Task to complete
Scan the listing below. Report each line that includes "konjugált".

Material for the task
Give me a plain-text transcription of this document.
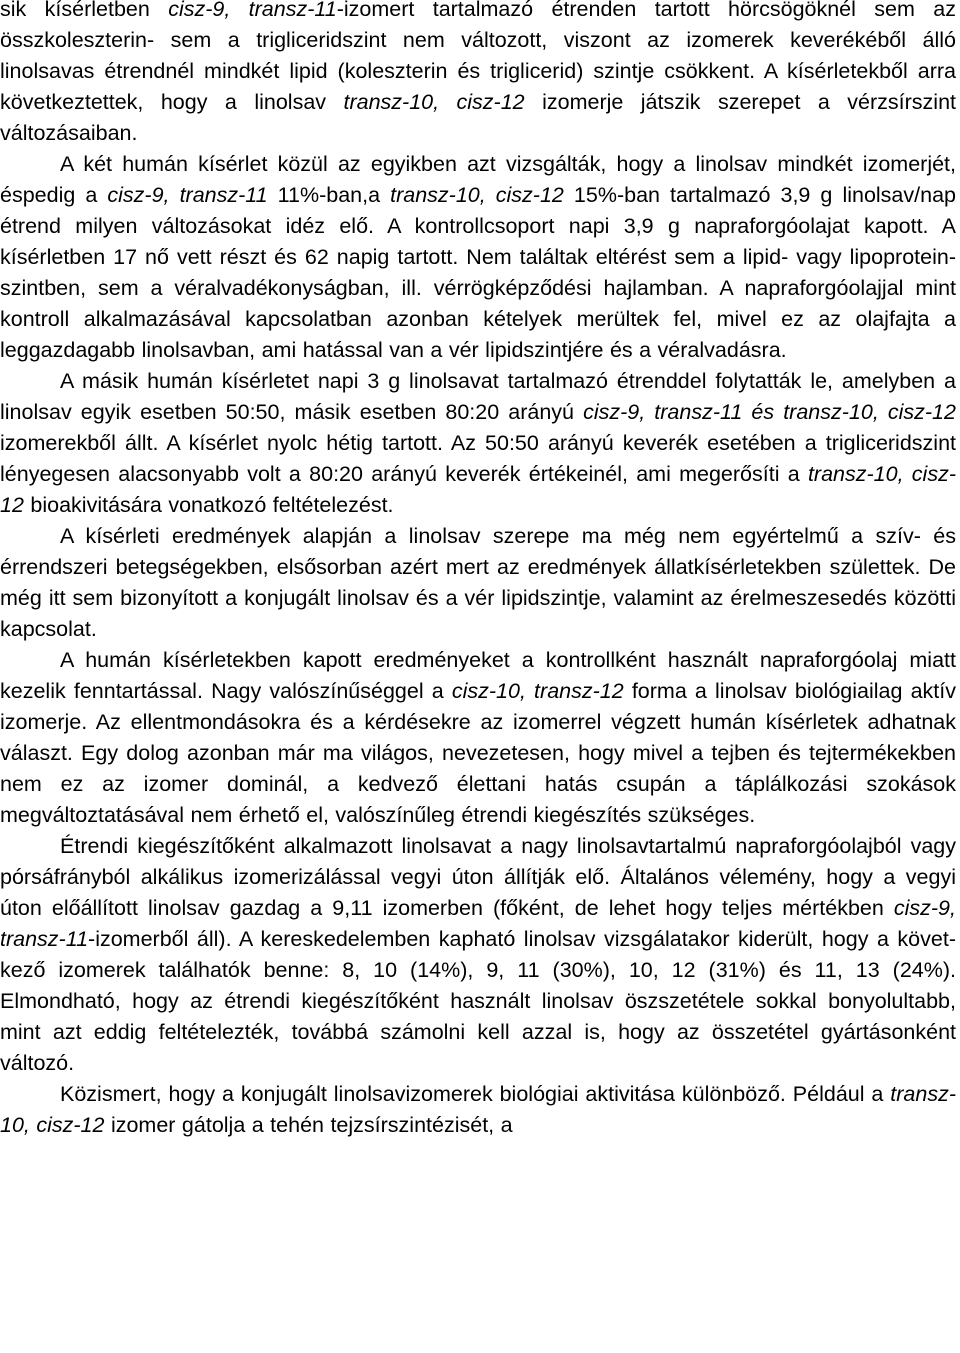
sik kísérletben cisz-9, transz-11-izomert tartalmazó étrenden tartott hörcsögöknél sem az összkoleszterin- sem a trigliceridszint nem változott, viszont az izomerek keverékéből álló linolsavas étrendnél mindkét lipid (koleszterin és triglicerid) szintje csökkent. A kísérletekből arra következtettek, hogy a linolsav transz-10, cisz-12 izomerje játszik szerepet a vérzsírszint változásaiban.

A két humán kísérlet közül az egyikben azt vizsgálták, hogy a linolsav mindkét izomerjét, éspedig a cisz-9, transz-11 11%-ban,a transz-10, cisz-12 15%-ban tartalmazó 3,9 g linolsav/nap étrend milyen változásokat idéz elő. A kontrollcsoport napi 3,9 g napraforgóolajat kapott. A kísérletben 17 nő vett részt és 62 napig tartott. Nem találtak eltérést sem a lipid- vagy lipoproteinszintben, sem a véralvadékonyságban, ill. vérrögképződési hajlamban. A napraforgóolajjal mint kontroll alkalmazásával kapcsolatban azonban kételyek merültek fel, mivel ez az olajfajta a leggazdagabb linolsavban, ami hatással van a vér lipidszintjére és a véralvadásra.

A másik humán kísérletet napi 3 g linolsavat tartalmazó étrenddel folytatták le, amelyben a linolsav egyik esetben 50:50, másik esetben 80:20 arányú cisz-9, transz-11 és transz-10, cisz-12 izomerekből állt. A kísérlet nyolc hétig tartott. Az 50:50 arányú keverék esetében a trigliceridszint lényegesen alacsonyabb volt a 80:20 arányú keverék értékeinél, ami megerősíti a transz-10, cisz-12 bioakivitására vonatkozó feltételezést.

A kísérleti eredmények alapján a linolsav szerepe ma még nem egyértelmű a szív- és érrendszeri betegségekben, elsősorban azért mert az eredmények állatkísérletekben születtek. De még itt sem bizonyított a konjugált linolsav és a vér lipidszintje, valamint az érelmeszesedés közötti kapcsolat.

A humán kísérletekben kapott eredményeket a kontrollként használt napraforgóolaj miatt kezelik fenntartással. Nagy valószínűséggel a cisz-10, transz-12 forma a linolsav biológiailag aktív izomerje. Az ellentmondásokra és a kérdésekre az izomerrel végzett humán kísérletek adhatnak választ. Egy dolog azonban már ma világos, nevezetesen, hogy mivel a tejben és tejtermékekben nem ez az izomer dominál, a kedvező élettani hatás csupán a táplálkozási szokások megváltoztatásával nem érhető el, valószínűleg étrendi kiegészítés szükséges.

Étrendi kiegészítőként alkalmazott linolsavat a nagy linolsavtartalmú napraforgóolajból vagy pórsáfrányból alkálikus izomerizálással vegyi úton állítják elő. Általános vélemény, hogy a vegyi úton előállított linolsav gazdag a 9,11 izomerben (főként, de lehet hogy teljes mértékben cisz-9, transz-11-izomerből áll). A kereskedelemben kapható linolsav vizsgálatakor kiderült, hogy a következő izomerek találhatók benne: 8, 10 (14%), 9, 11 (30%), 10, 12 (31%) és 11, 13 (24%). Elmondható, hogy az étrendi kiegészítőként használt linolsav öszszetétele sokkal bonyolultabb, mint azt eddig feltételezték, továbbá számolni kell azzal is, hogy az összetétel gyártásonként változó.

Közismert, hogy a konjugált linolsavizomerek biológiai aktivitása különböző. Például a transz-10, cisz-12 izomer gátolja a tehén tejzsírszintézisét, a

Answer space
A kísérleti eredmények alapján a linolsav szerepe ma még nem egyértelmű a szív- és érrendszeri betegségekben, elsősorban azért mert az eredmények állatkísérletekben születtek. De még itt sem bizonyított a konjugált linolsav és a vér lipidszintje, valamint az érelmeszesedés közötti kapcsolat.
Közismert, hogy a konjugált linolsavizomerek biológiai aktivitása különböző. Például a transz-10, cisz-12 izomer gátolja a tehén tejzsírszintézisét, a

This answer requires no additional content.